Information shown:

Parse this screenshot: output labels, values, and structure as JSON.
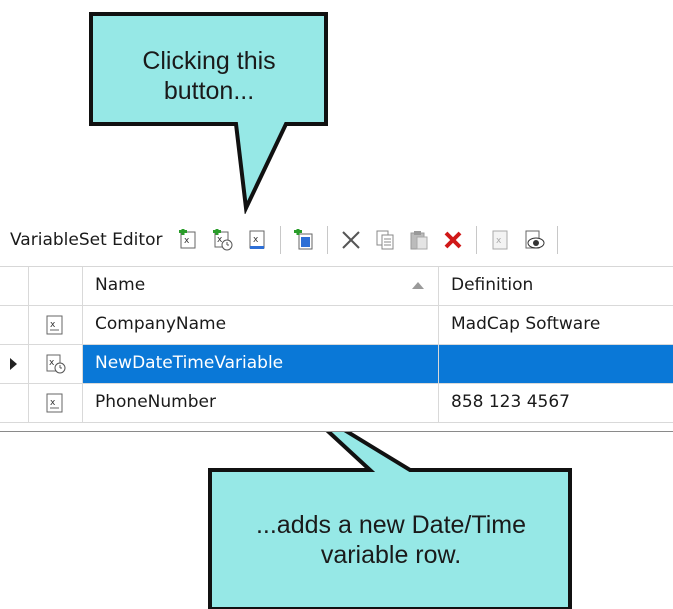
{
  "callouts": {
    "top": "Clicking this button...",
    "bottom": "...adds a new Date/Time variable row."
  },
  "toolbar": {
    "title": "VariableSet Editor",
    "icons": [
      "add-variable-icon",
      "add-datetime-variable-icon",
      "edit-variable-icon",
      "import-icon",
      "cut-icon",
      "copy-icon",
      "paste-icon",
      "delete-icon",
      "reset-icon",
      "preview-icon"
    ]
  },
  "grid": {
    "columns": [
      "Name",
      "Definition"
    ],
    "sort": "ascending",
    "rows": [
      {
        "name": "CompanyName",
        "definition": "MadCap Software",
        "icon": "variable-icon",
        "selected": false
      },
      {
        "name": "NewDateTimeVariable",
        "definition": "",
        "icon": "datetime-variable-icon",
        "selected": true
      },
      {
        "name": "PhoneNumber",
        "definition": "858 123 4567",
        "icon": "variable-icon",
        "selected": false
      }
    ]
  },
  "colors": {
    "callout_fill": "#96e8e6",
    "selection": "#0a78d7"
  }
}
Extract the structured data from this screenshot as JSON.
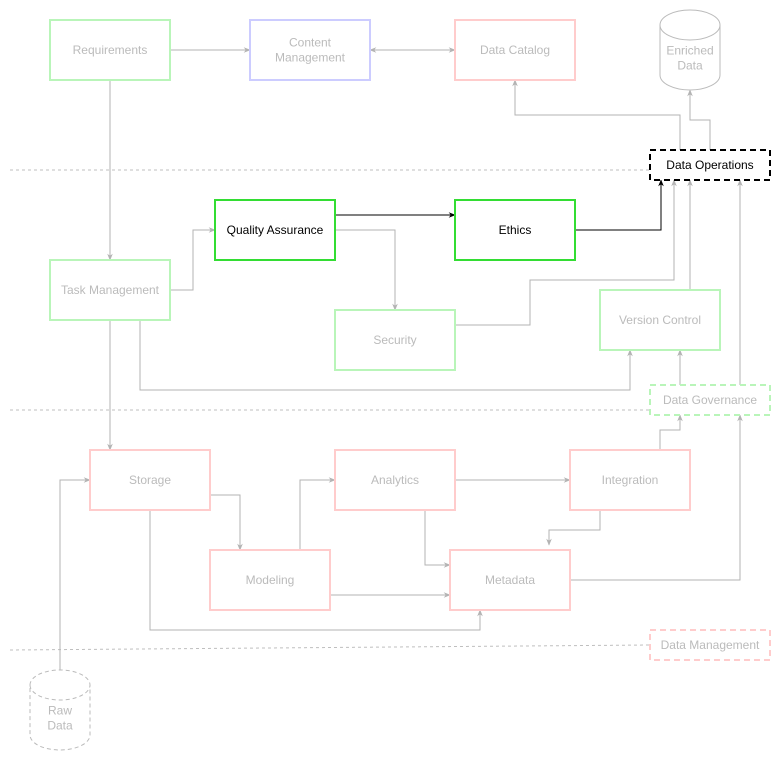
{
  "colors": {
    "green_faded": "#b9f5b9",
    "green_bright": "#33dd33",
    "purple": "#ccccff",
    "pink": "#ffcccc",
    "gray_line": "#b3b3b3",
    "gray_text": "#bbbbbb",
    "black": "#000000"
  },
  "nodes": {
    "requirements": {
      "label": "Requirements"
    },
    "content_management": {
      "label": "Content Management"
    },
    "data_catalog": {
      "label": "Data Catalog"
    },
    "enriched_data": {
      "label": "Enriched Data"
    },
    "data_operations": {
      "label": "Data Operations"
    },
    "quality_assurance": {
      "label": "Quality Assurance"
    },
    "ethics": {
      "label": "Ethics"
    },
    "task_management": {
      "label": "Task Management"
    },
    "security": {
      "label": "Security"
    },
    "version_control": {
      "label": "Version Control"
    },
    "data_governance": {
      "label": "Data Governance"
    },
    "storage": {
      "label": "Storage"
    },
    "analytics": {
      "label": "Analytics"
    },
    "integration": {
      "label": "Integration"
    },
    "modeling": {
      "label": "Modeling"
    },
    "metadata": {
      "label": "Metadata"
    },
    "data_management": {
      "label": "Data Management"
    },
    "raw_data": {
      "label": "Raw Data"
    }
  }
}
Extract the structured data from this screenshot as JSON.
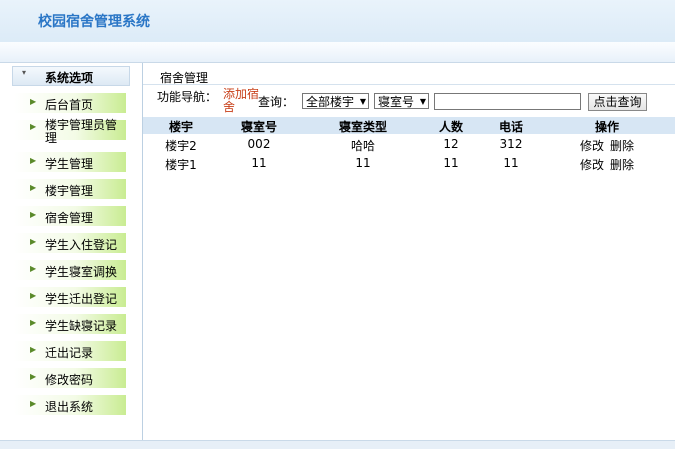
{
  "app": {
    "title": "校园宿舍管理系统"
  },
  "sidebar": {
    "header": "系统选项",
    "items": [
      {
        "label": "后台首页"
      },
      {
        "label": "楼宇管理员管理"
      },
      {
        "label": "学生管理"
      },
      {
        "label": "楼宇管理"
      },
      {
        "label": "宿舍管理"
      },
      {
        "label": "学生入住登记"
      },
      {
        "label": "学生寝室调换"
      },
      {
        "label": "学生迁出登记"
      },
      {
        "label": "学生缺寝记录"
      },
      {
        "label": "迁出记录"
      },
      {
        "label": "修改密码"
      },
      {
        "label": "退出系统"
      }
    ]
  },
  "main": {
    "title": "宿舍管理",
    "nav_label": "功能导航：",
    "nav_link": "添加宿舍",
    "query_label": "查询：",
    "select_building": "全部楼宇",
    "select_field": "寝室号",
    "search_value": "",
    "search_button": "点击查询",
    "columns": [
      "楼宇",
      "寝室号",
      "寝室类型",
      "人数",
      "电话",
      "操作"
    ],
    "rows": [
      {
        "building": "楼宇2",
        "room": "002",
        "type": "哈哈",
        "count": "12",
        "phone": "312",
        "edit": "修改",
        "delete": "删除"
      },
      {
        "building": "楼宇1",
        "room": "11",
        "type": "11",
        "count": "11",
        "phone": "11",
        "edit": "修改",
        "delete": "删除"
      }
    ]
  }
}
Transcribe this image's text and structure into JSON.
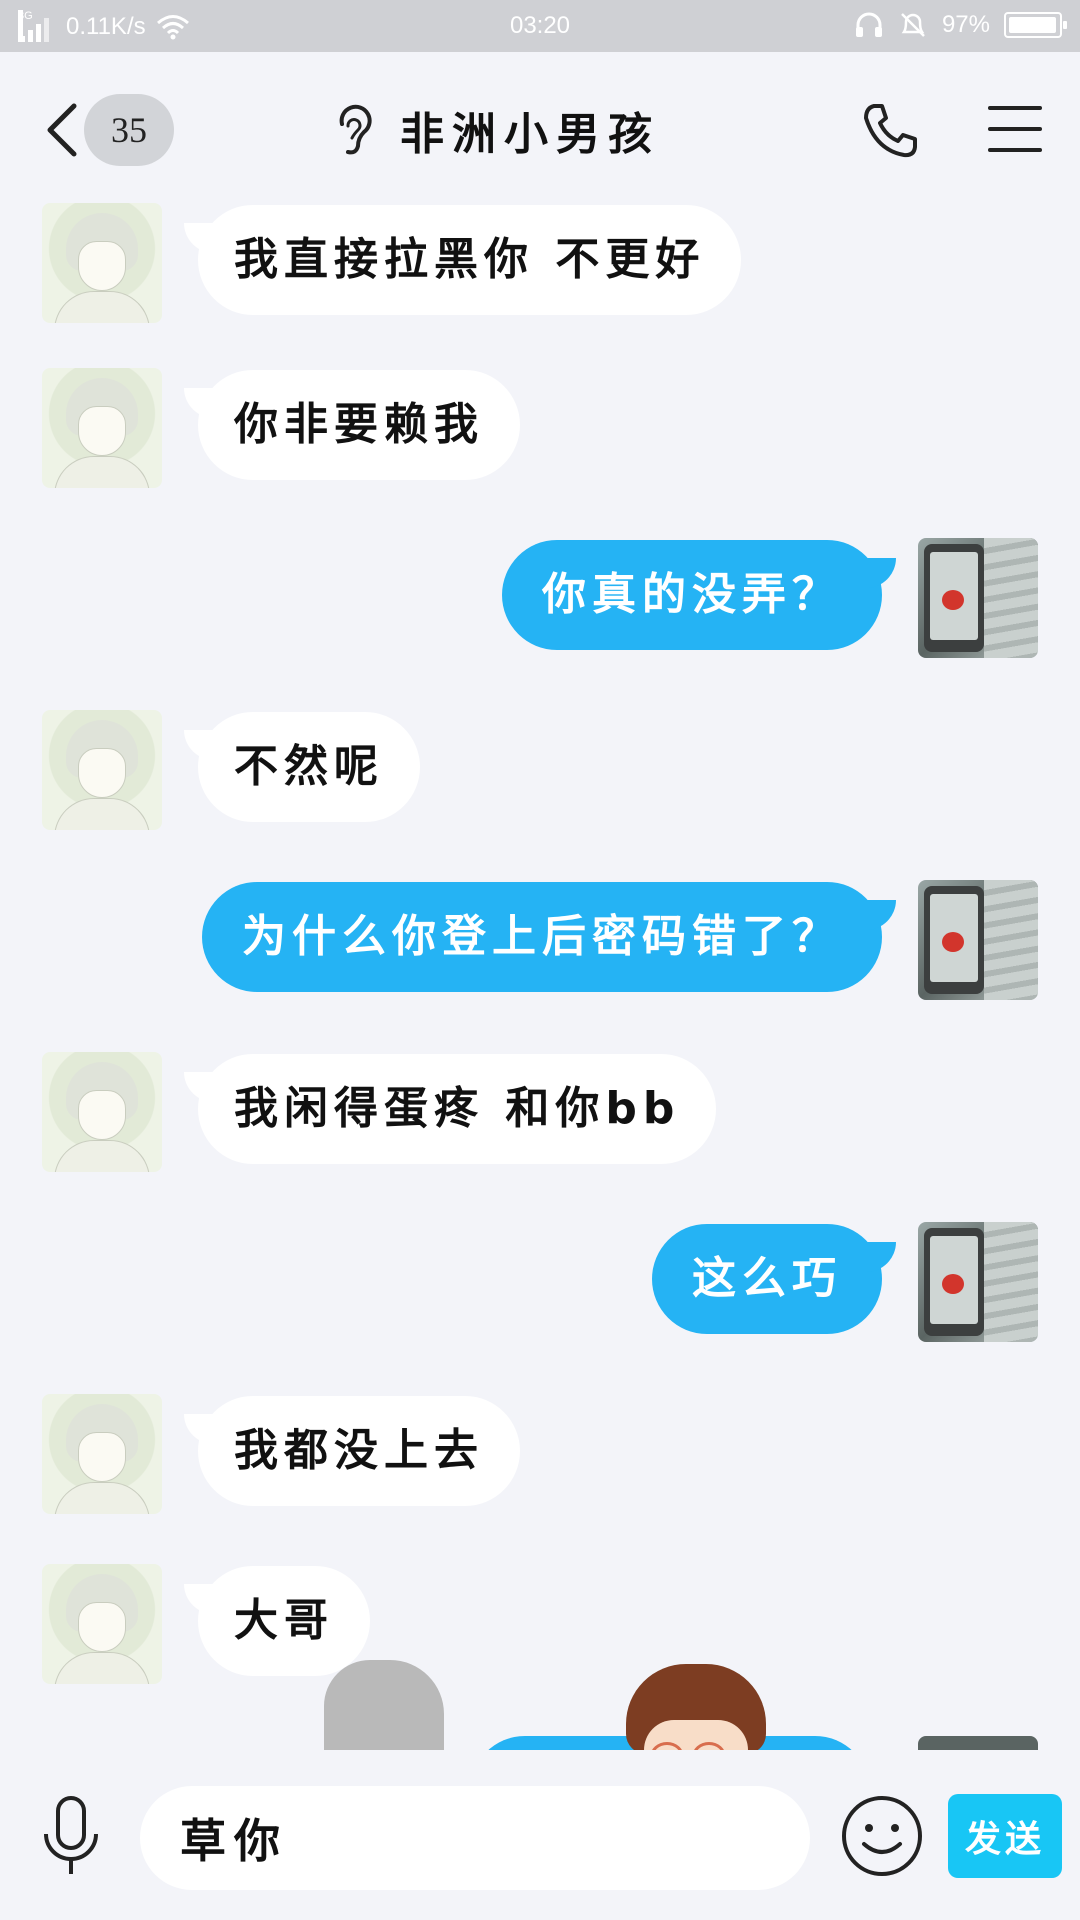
{
  "status_bar": {
    "network_type": "3G",
    "speed": "0.11K/s",
    "time": "03:20",
    "battery": "97%",
    "battery_level": 0.97
  },
  "header": {
    "unread_count": "35",
    "title": "非洲小男孩"
  },
  "messages": [
    {
      "sender": "other",
      "text": "我直接拉黑你 不更好"
    },
    {
      "sender": "other",
      "text": "你非要赖我"
    },
    {
      "sender": "self",
      "text": "你真的没弄？"
    },
    {
      "sender": "other",
      "text": "不然呢"
    },
    {
      "sender": "self",
      "text": "为什么你登上后密码错了？"
    },
    {
      "sender": "other",
      "text": "我闲得蛋疼 和你bb"
    },
    {
      "sender": "self",
      "text": "这么巧"
    },
    {
      "sender": "other",
      "text": "我都没上去"
    },
    {
      "sender": "other",
      "text": "大哥"
    }
  ],
  "input": {
    "value": "草你",
    "send_label": "发送"
  },
  "colors": {
    "self_bubble": "#25b3f4",
    "other_bubble": "#ffffff",
    "send_button": "#18c6f5",
    "status_bar": "#cfd0d4"
  },
  "icons": [
    "back-arrow-icon",
    "ear-icon",
    "phone-icon",
    "menu-icon",
    "mic-icon",
    "emoji-icon",
    "wifi-icon",
    "headset-icon",
    "bell-muted-icon",
    "battery-icon",
    "signal-icon"
  ]
}
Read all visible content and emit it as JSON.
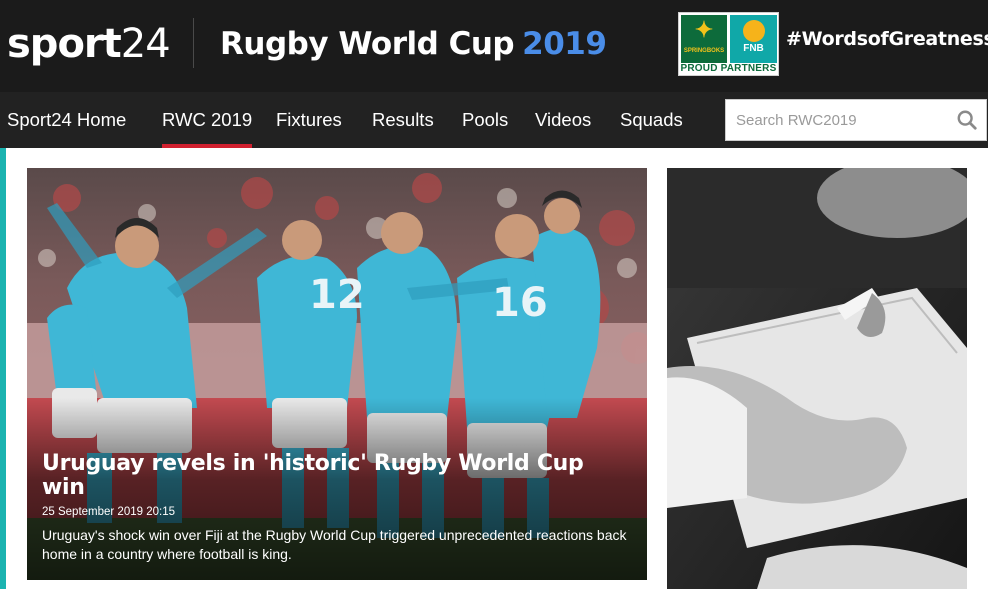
{
  "brand": {
    "logo_word": "sport",
    "logo_number": "24"
  },
  "header": {
    "section_title": "Rugby World Cup",
    "section_year": "2019",
    "partner": {
      "logo_left_text": "SPRINGBOKS",
      "logo_right_text": "FNB",
      "caption": "PROUD PARTNERS"
    },
    "hashtag": "#WordsofGreatness"
  },
  "nav": {
    "items": [
      {
        "label": "Sport24 Home",
        "active": false
      },
      {
        "label": "RWC 2019",
        "active": true
      },
      {
        "label": "Fixtures",
        "active": false
      },
      {
        "label": "Results",
        "active": false
      },
      {
        "label": "Pools",
        "active": false
      },
      {
        "label": "Videos",
        "active": false
      },
      {
        "label": "Squads",
        "active": false
      }
    ],
    "search": {
      "placeholder": "Search RWC2019",
      "icon": "search-icon"
    }
  },
  "hero_article": {
    "title": "Uruguay revels in 'historic' Rugby World Cup win",
    "date": "25 September 2019 20:15",
    "summary": "Uruguay's shock win over Fiji at the Rugby World Cup triggered unprecedented reactions back home in a country where football is king.",
    "image": "rugby-players-celebrating-photo",
    "jersey_numbers": [
      "12",
      "16"
    ]
  },
  "side_article": {
    "image": "hand-writing-on-notepad-photo"
  },
  "colors": {
    "header_bg": "#1b1b1b",
    "nav_bg": "#222222",
    "accent_blue": "#4a8de8",
    "active_underline": "#d1202f",
    "side_accent": "#1bb3b0"
  }
}
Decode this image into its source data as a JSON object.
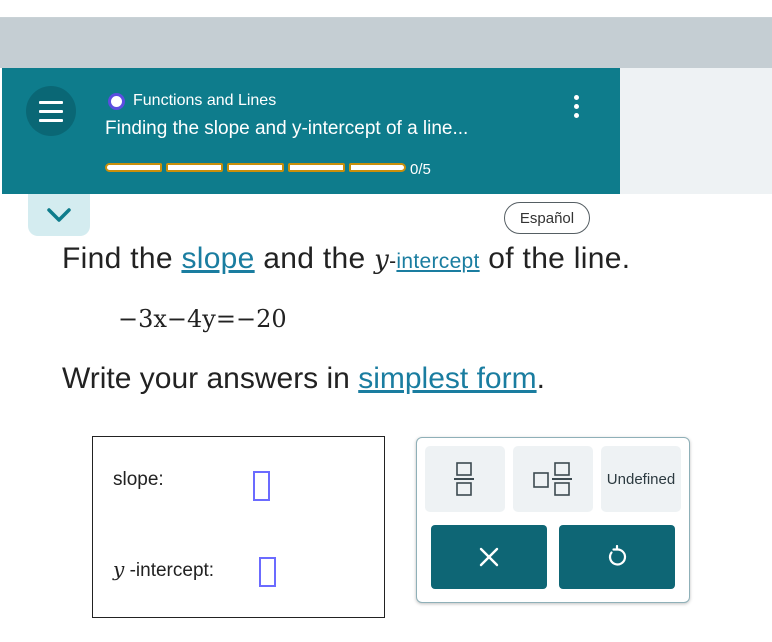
{
  "header": {
    "topic": "Functions and Lines",
    "lesson_title": "Finding the slope and y-intercept of a line...",
    "progress_text": "0/5",
    "progress": {
      "completed": 0,
      "total": 5
    }
  },
  "language_button": "Español",
  "question": {
    "part1": "Find the ",
    "slope_link": "slope",
    "part2": " and the ",
    "y_var": "y",
    "dash": "-",
    "intercept_link": "intercept",
    "part3": " of the line."
  },
  "equation": "−3x−4y=−20",
  "instruction": {
    "part1": "Write your answers in ",
    "link": "simplest form",
    "part2": "."
  },
  "answers": {
    "slope_label": "slope:",
    "y_var": "y",
    "intercept_label": " -intercept:"
  },
  "keypad": {
    "undefined_label": "Undefined",
    "keys": [
      "fraction-icon",
      "mixed-number-icon",
      "undefined",
      "clear-icon",
      "undo-icon"
    ]
  },
  "colors": {
    "header": "#0e7c8c",
    "link": "#1a7da0",
    "progress_border": "#c98f0b",
    "action_button": "#0e6675",
    "input_border": "#6b6bff"
  }
}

Stated exercise: Filter the records above for "into" and copy every matching line.

Solved exercise:
Transcribe this image's text and structure into JSON.
Decode this image into its source data as a JSON object.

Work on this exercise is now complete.